▶ Task goal: In your copy, leave out the pictures; write out all the data exactly.

▶ Supplied records:
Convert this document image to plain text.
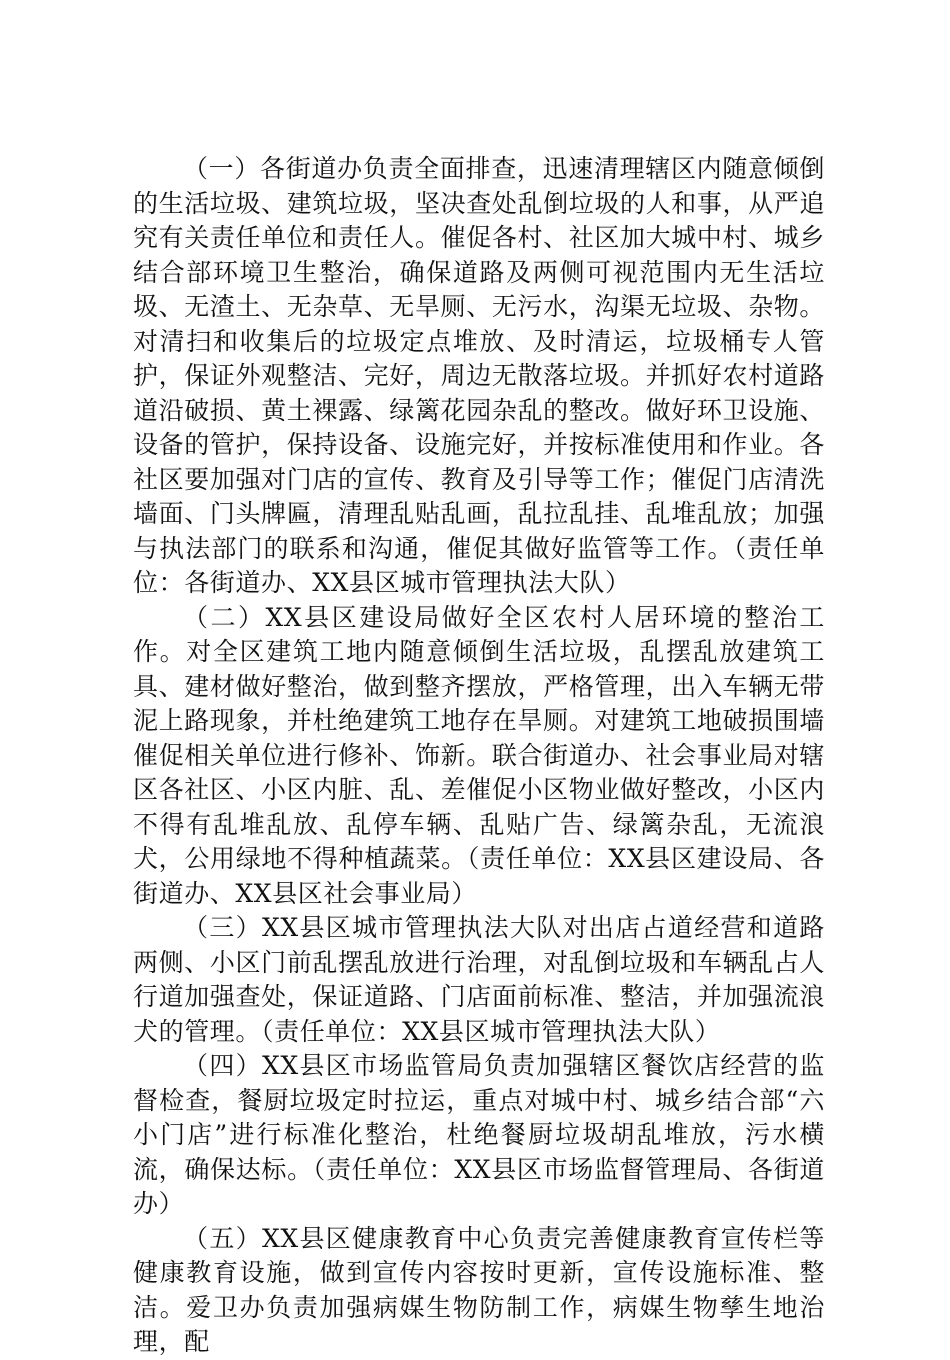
（一）各街道办负责全面排查，迅速清理辖区内随意倾倒的生活垃圾、建筑垃圾，坚决查处乱倒垃圾的人和事，从严追究有关责任单位和责任人。催促各村、社区加大城中村、城乡结合部环境卫生整治，确保道路及两侧可视范围内无生活垃圾、无渣土、无杂草、无旱厕、无污水，沟渠无垃圾、杂物。对清扫和收集后的垃圾定点堆放、及时清运，垃圾桶专人管护，保证外观整洁、完好，周边无散落垃圾。并抓好农村道路道沿破损、黄土裸露、绿篱花园杂乱的整改。做好环卫设施、设备的管护，保持设备、设施完好，并按标准使用和作业。各社区要加强对门店的宣传、教育及引导等工作；催促门店清洗墙面、门头牌匾，清理乱贴乱画，乱拉乱挂、乱堆乱放；加强与执法部门的联系和沟通，催促其做好监管等工作。（责任单位：各街道办、XX县区城市管理执法大队）

（二）XX县区建设局做好全区农村人居环境的整治工作。对全区建筑工地内随意倾倒生活垃圾，乱摆乱放建筑工具、建材做好整治，做到整齐摆放，严格管理，出入车辆无带泥上路现象，并杜绝建筑工地存在旱厕。对建筑工地破损围墙催促相关单位进行修补、饰新。联合街道办、社会事业局对辖区各社区、小区内脏、乱、差催促小区物业做好整改，小区内不得有乱堆乱放、乱停车辆、乱贴广告、绿篱杂乱，无流浪犬，公用绿地不得种植蔬菜。（责任单位：XX县区建设局、各街道办、XX县区社会事业局）

（三）XX县区城市管理执法大队对出店占道经营和道路两侧、小区门前乱摆乱放进行治理，对乱倒垃圾和车辆乱占人行道加强查处，保证道路、门店面前标准、整洁，并加强流浪犬的管理。（责任单位：XX县区城市管理执法大队）

（四）XX县区市场监管局负责加强辖区餐饮店经营的监督检查，餐厨垃圾定时拉运，重点对城中村、城乡结合部“六小门店”进行标准化整治，杜绝餐厨垃圾胡乱堆放，污水横流，确保达标。（责任单位：XX县区市场监督管理局、各街道办）

（五）XX县区健康教育中心负责完善健康教育宣传栏等健康教育设施，做到宣传内容按时更新，宣传设施标准、整洁。爱卫办负责加强病媒生物防制工作，病媒生物孳生地治理，配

▶ Complete response:
Convert this document image to plain text.
（一）各街道办负责全面排查，迅速清理辖区内随意倾倒的生活垃圾、建筑垃圾，坚决查处乱倒垃圾的人和事，从严追究有关责任单位和责任人。催促各村、社区加大城中村、城乡结合部环境卫生整治，确保道路及两侧可视范围内无生活垃圾、无渣土、无杂草、无旱厕、无污水，沟渠无垃圾、杂物。对清扫和收集后的垃圾定点堆放、及时清运，垃圾桶专人管护，保证外观整洁、完好，周边无散落垃圾。并抓好农村道路道沿破损、黄土裸露、绿篱花园杂乱的整改。做好环卫设施、设备的管护，保持设备、设施完好，并按标准使用和作业。各社区要加强对门店的宣传、教育及引导等工作；催促门店清洗墙面、门头牌匾，清理乱贴乱画，乱拉乱挂、乱堆乱放；加强与执法部门的联系和沟通，催促其做好监管等工作。（责任单位：各街道办、XX县区城市管理执法大队）

（二）XX县区建设局做好全区农村人居环境的整治工作。对全区建筑工地内随意倾倒生活垃圾，乱摆乱放建筑工具、建材做好整治，做到整齐摆放，严格管理，出入车辆无带泥上路现象，并杜绝建筑工地存在旱厕。对建筑工地破损围墙催促相关单位进行修补、饰新。联合街道办、社会事业局对辖区各社区、小区内脏、乱、差催促小区物业做好整改，小区内不得有乱堆乱放、乱停车辆、乱贴广告、绿篱杂乱，无流浪犬，公用绿地不得种植蔬菜。（责任单位：XX县区建设局、各街道办、XX县区社会事业局）

（三）XX县区城市管理执法大队对出店占道经营和道路两侧、小区门前乱摆乱放进行治理，对乱倒垃圾和车辆乱占人行道加强查处，保证道路、门店面前标准、整洁，并加强流浪犬的管理。（责任单位：XX县区城市管理执法大队）

（四）XX县区市场监管局负责加强辖区餐饮店经营的监督检查，餐厨垃圾定时拉运，重点对城中村、城乡结合部“六小门店”进行标准化整治，杜绝餐厨垃圾胡乱堆放，污水横流，确保达标。（责任单位：XX县区市场监督管理局、各街道办）

（五）XX县区健康教育中心负责完善健康教育宣传栏等健康教育设施，做到宣传内容按时更新，宣传设施标准、整洁。爱卫办负责加强病媒生物防制工作，病媒生物孳生地治理，配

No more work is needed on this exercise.